- The task
Whenever a line contains the string "models", copy it out of the entries.

- Dataset rows
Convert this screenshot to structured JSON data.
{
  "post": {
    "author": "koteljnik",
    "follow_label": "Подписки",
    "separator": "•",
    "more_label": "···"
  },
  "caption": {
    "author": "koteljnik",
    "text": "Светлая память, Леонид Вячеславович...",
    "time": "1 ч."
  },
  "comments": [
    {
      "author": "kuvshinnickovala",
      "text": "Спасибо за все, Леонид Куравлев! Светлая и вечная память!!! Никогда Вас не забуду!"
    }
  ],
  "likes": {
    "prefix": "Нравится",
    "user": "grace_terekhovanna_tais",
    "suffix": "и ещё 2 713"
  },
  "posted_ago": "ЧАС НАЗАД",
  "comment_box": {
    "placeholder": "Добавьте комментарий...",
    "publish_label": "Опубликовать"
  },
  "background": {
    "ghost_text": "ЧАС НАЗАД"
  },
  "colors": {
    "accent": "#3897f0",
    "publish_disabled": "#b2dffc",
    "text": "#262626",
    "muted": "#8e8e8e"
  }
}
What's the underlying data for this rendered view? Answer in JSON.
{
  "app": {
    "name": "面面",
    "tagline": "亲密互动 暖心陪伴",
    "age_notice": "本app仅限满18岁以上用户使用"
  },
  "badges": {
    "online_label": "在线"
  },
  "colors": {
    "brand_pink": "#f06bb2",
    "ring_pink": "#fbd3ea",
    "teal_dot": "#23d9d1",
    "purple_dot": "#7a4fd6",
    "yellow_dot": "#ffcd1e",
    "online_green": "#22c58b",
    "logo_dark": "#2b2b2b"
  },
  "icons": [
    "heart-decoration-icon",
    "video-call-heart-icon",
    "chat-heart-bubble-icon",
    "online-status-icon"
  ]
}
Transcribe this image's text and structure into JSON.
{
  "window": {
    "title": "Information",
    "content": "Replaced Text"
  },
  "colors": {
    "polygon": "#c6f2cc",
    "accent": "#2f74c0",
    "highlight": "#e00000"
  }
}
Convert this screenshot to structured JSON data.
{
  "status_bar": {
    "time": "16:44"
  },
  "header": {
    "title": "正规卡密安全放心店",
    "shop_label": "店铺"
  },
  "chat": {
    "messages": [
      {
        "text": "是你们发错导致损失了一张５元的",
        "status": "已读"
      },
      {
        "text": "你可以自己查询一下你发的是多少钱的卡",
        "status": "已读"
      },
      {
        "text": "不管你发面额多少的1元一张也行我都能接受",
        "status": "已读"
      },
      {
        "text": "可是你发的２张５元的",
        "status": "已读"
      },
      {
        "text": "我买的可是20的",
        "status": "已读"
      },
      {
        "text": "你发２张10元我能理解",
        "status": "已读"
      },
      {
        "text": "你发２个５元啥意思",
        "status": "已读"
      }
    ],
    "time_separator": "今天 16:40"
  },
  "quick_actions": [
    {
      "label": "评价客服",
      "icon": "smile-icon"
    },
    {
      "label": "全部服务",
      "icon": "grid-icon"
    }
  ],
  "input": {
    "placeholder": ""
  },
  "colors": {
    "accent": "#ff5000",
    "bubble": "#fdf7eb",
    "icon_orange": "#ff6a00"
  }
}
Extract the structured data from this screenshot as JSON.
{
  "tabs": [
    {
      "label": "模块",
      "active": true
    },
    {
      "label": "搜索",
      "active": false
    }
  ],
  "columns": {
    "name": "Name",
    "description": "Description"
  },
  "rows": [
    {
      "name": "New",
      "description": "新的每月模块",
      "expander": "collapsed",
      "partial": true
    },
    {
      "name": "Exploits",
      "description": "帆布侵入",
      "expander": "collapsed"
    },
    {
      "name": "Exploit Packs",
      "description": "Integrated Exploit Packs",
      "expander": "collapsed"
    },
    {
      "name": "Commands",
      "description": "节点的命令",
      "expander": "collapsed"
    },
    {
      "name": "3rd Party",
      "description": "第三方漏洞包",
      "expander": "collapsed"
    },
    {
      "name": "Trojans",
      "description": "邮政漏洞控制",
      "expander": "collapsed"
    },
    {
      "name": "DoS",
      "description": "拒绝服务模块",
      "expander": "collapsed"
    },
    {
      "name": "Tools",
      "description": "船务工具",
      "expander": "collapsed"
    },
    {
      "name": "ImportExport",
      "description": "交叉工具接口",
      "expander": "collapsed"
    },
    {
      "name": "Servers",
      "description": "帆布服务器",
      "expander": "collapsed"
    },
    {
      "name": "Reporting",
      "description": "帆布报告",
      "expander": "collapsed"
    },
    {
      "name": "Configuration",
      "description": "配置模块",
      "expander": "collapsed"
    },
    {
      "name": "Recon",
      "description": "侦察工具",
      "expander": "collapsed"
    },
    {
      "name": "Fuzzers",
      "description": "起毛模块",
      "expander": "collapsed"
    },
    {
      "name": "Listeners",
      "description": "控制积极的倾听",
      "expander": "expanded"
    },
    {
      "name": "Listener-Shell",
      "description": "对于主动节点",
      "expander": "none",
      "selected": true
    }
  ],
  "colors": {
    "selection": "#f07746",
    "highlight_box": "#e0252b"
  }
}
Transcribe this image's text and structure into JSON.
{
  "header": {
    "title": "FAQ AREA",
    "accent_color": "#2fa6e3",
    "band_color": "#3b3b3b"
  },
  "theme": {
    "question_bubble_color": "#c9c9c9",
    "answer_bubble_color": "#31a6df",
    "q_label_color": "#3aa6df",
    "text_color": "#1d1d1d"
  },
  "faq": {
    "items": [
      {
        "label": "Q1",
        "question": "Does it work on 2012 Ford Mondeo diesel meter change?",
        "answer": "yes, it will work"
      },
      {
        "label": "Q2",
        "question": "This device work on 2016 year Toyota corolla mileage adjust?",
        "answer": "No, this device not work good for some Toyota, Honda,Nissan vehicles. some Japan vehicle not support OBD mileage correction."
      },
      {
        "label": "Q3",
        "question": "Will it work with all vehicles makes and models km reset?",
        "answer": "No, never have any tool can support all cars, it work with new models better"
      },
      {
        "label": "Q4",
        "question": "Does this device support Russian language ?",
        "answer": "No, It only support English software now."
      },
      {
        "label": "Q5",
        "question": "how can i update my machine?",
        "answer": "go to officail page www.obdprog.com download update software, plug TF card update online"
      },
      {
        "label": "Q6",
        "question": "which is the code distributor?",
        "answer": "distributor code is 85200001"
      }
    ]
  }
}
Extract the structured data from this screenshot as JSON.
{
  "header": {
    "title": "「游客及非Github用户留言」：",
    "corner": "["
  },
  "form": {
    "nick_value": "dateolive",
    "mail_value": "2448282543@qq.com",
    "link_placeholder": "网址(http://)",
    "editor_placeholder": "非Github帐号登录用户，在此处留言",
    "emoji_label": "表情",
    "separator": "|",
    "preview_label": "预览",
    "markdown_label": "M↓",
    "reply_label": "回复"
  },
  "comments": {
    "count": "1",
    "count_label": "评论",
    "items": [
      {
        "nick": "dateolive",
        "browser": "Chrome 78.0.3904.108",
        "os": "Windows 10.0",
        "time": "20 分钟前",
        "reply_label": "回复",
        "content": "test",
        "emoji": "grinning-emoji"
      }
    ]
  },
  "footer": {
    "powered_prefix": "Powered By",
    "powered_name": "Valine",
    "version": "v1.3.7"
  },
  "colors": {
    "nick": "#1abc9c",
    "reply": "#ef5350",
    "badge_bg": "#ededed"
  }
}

- Expected output
        "question": "Will it work with all vehicles makes and models km reset?",
        "answer": "No, never have any tool can support all cars, it work with new models better"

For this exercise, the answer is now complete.